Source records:
————————
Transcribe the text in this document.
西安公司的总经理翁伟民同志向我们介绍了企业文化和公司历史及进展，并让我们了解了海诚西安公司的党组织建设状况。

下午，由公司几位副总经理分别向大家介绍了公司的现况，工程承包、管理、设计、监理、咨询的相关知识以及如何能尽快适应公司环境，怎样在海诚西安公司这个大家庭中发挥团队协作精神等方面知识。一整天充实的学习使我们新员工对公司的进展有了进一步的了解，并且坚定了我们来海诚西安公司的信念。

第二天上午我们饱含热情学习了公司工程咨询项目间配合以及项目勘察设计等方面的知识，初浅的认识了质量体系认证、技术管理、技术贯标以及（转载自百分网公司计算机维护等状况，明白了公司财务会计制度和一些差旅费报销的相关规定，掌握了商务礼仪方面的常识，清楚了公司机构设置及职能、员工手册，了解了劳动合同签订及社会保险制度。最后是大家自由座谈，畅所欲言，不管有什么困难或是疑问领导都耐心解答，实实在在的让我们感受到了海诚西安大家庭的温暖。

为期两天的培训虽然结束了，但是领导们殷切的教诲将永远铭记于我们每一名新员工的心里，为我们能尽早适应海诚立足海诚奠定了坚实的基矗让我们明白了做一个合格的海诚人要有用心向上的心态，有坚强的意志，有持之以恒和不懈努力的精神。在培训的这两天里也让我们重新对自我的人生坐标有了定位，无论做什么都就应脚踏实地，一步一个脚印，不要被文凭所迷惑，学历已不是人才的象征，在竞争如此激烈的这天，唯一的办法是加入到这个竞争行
————————
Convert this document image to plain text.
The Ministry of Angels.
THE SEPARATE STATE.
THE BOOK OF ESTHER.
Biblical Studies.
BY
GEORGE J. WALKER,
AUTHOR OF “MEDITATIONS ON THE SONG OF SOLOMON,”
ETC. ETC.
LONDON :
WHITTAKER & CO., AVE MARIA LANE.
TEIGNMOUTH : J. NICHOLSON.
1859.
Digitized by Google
————————
- [JOB]:
Among the lines of the data above, determine how many contain the word "document". Report the number alone.

- [SOLUTION TO THE PROBLEM]:
2